**** Records supplied ****

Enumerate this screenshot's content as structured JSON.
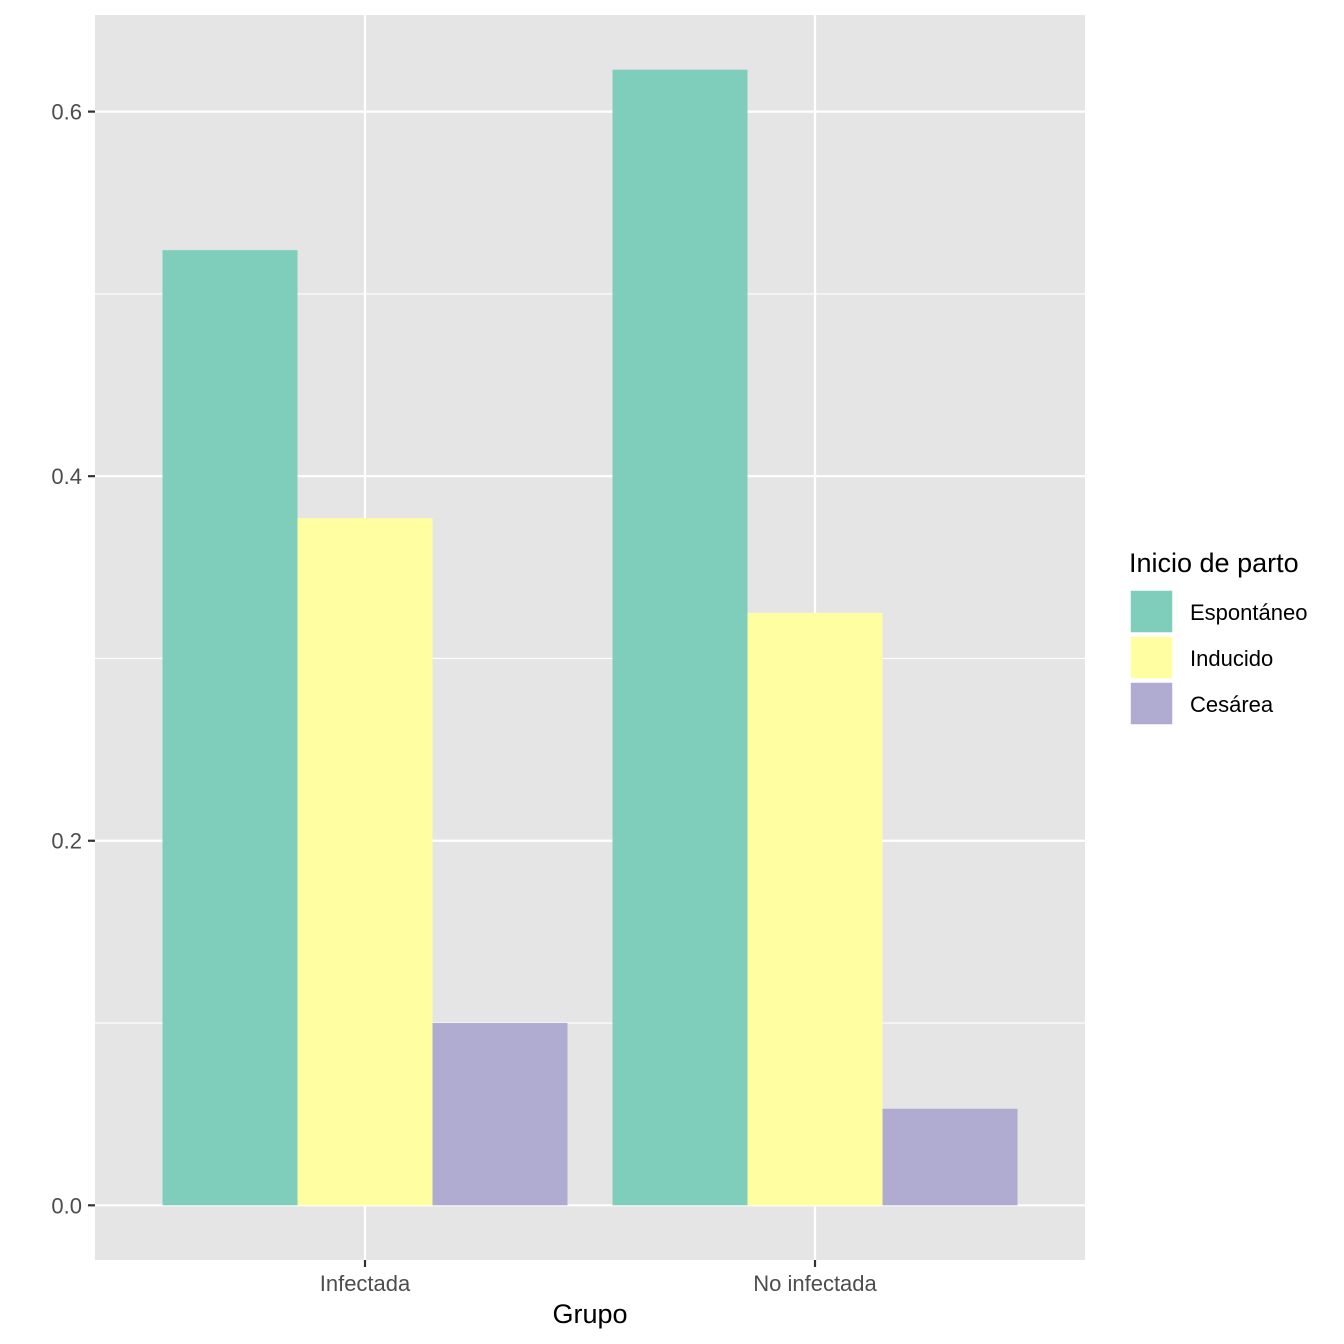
{
  "chart_data": {
    "type": "bar",
    "categories": [
      "Infectada",
      "No infectada"
    ],
    "series": [
      {
        "name": "Espontáneo",
        "values": [
          0.524,
          0.623
        ],
        "color": "#7fcdbb"
      },
      {
        "name": "Inducido",
        "values": [
          0.377,
          0.325
        ],
        "color": "#ffffa1"
      },
      {
        "name": "Cesárea",
        "values": [
          0.1,
          0.053
        ],
        "color": "#b0abd1"
      }
    ],
    "xlabel": "Grupo",
    "ylabel": "",
    "ylim": [
      -0.03,
      0.653
    ],
    "yticks": [
      0.0,
      0.2,
      0.4,
      0.6
    ],
    "ytick_labels": [
      "0.0",
      "0.2",
      "0.4",
      "0.6"
    ],
    "legend_title": "Inicio de parto",
    "legend_position": "right",
    "grid": true,
    "panel_background": "#e5e5e5",
    "grid_color": "#ffffff"
  }
}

****

Task goal: Quote the records in their entirety, keeping the wording exact and excluding pictures.

The completed task:
Enumerate this screenshot's content as structured JSON.
{
  "chart_data": {
    "type": "bar",
    "categories": [
      "Infectada",
      "No infectada"
    ],
    "series": [
      {
        "name": "Espontáneo",
        "values": [
          0.524,
          0.623
        ],
        "color": "#7fcdbb"
      },
      {
        "name": "Inducido",
        "values": [
          0.377,
          0.325
        ],
        "color": "#ffffa1"
      },
      {
        "name": "Cesárea",
        "values": [
          0.1,
          0.053
        ],
        "color": "#b0abd1"
      }
    ],
    "xlabel": "Grupo",
    "ylabel": "",
    "ylim": [
      -0.03,
      0.653
    ],
    "yticks": [
      0.0,
      0.2,
      0.4,
      0.6
    ],
    "ytick_labels": [
      "0.0",
      "0.2",
      "0.4",
      "0.6"
    ],
    "legend_title": "Inicio de parto",
    "legend_position": "right",
    "grid": true,
    "panel_background": "#e5e5e5",
    "grid_color": "#ffffff"
  }
}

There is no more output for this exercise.